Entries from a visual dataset

· · · ·

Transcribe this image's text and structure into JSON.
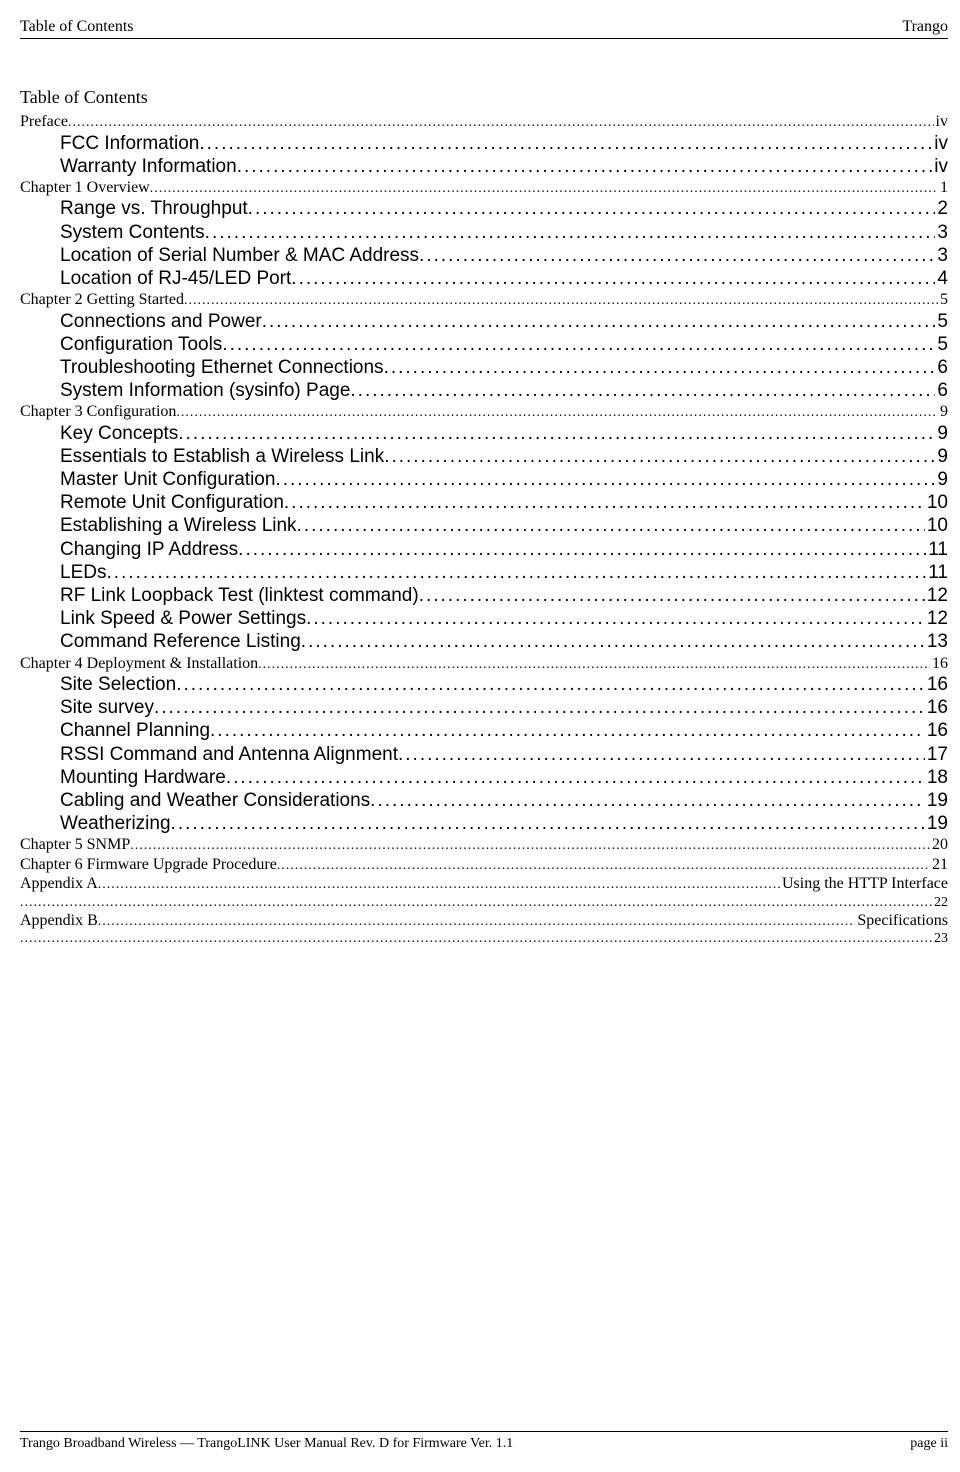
{
  "header": {
    "left": "Table of Contents",
    "right": "Trango"
  },
  "tocTitle": "Table of Contents",
  "entries": [
    {
      "level": 0,
      "label": "Preface",
      "page": "iv"
    },
    {
      "level": 1,
      "label": "FCC Information ",
      "page": "iv"
    },
    {
      "level": 1,
      "label": "Warranty Information ",
      "page": "iv"
    },
    {
      "level": 0,
      "label": "Chapter 1 Overview",
      "page": "1"
    },
    {
      "level": 1,
      "label": "Range vs. Throughput ",
      "page": " 2"
    },
    {
      "level": 1,
      "label": "System Contents ",
      "page": " 3"
    },
    {
      "level": 1,
      "label": "Location of Serial Number & MAC Address",
      "page": " 3"
    },
    {
      "level": 1,
      "label": "Location of RJ-45/LED Port",
      "page": " 4"
    },
    {
      "level": 0,
      "label": "Chapter 2 Getting Started",
      "page": "5"
    },
    {
      "level": 1,
      "label": "Connections and Power",
      "page": " 5"
    },
    {
      "level": 1,
      "label": "Configuration Tools",
      "page": " 5"
    },
    {
      "level": 1,
      "label": "Troubleshooting Ethernet Connections",
      "page": " 6"
    },
    {
      "level": 1,
      "label": "System Information (sysinfo) Page ",
      "page": " 6"
    },
    {
      "level": 0,
      "label": "Chapter 3 Configuration",
      "page": "9"
    },
    {
      "level": 1,
      "label": "Key Concepts ",
      "page": " 9"
    },
    {
      "level": 1,
      "label": "Essentials to Establish a Wireless Link",
      "page": " 9"
    },
    {
      "level": 1,
      "label": "Master Unit Configuration",
      "page": " 9"
    },
    {
      "level": 1,
      "label": "Remote Unit Configuration ",
      "page": " 10"
    },
    {
      "level": 1,
      "label": "Establishing a Wireless Link",
      "page": " 10"
    },
    {
      "level": 1,
      "label": "Changing IP Address",
      "page": " 11"
    },
    {
      "level": 1,
      "label": "LEDs",
      "page": " 11"
    },
    {
      "level": 1,
      "label": "RF Link Loopback Test (linktest command)",
      "page": " 12"
    },
    {
      "level": 1,
      "label": "Link Speed & Power Settings",
      "page": " 12"
    },
    {
      "level": 1,
      "label": "Command Reference Listing",
      "page": " 13"
    },
    {
      "level": 0,
      "label": "Chapter 4 Deployment & Installation",
      "page": "16"
    },
    {
      "level": 1,
      "label": "Site Selection ",
      "page": " 16"
    },
    {
      "level": 1,
      "label": "Site survey",
      "page": " 16"
    },
    {
      "level": 1,
      "label": "Channel Planning",
      "page": " 16"
    },
    {
      "level": 1,
      "label": "RSSI Command and Antenna Alignment",
      "page": " 17"
    },
    {
      "level": 1,
      "label": "Mounting Hardware ",
      "page": " 18"
    },
    {
      "level": 1,
      "label": "Cabling and Weather Considerations",
      "page": " 19"
    },
    {
      "level": 1,
      "label": "Weatherizing",
      "page": " 19"
    },
    {
      "level": 0,
      "label": "Chapter 5 SNMP ",
      "page": "20"
    },
    {
      "level": 0,
      "label": "Chapter 6 Firmware Upgrade Procedure",
      "page": "21"
    },
    {
      "level": 0,
      "label": "Appendix A ",
      "page": "Using the HTTP Interface",
      "noDots": false,
      "special": "wrap",
      "contPage": "22"
    },
    {
      "level": 0,
      "label": "Appendix B ",
      "page": " Specifications",
      "special": "wrap",
      "contPage": "23"
    }
  ],
  "footer": {
    "left": "Trango Broadband Wireless — TrangoLINK User Manual Rev. D for Firmware Ver. 1.1",
    "right": "page ii"
  },
  "style": {
    "pageWidth": 960,
    "pageHeight": 1472,
    "bodyFontSerif": "Times New Roman",
    "bodyFontSans": "Verdana",
    "lvl0FontSize": 16,
    "lvl1FontSize": 19,
    "contFontSize": 14,
    "headerFontSize": 16,
    "footerFontSize": 14,
    "textColor": "#000000",
    "bgColor": "#ffffff",
    "indentLvl1": 40
  }
}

· · · ·

- _WHAT NEEDS TO BE DONE_
Locate the word "Chapter" in the records above, and return each line that has it.

- _RESULT OF THIS EXERCISE_
      "label": "Chapter 1 Overview",
      "label": "Chapter 2 Getting Started",
      "label": "Chapter 3 Configuration",
      "label": "Chapter 4 Deployment & Installation",
      "label": "Chapter 5 SNMP ",
      "label": "Chapter 6 Firmware Upgrade Procedure",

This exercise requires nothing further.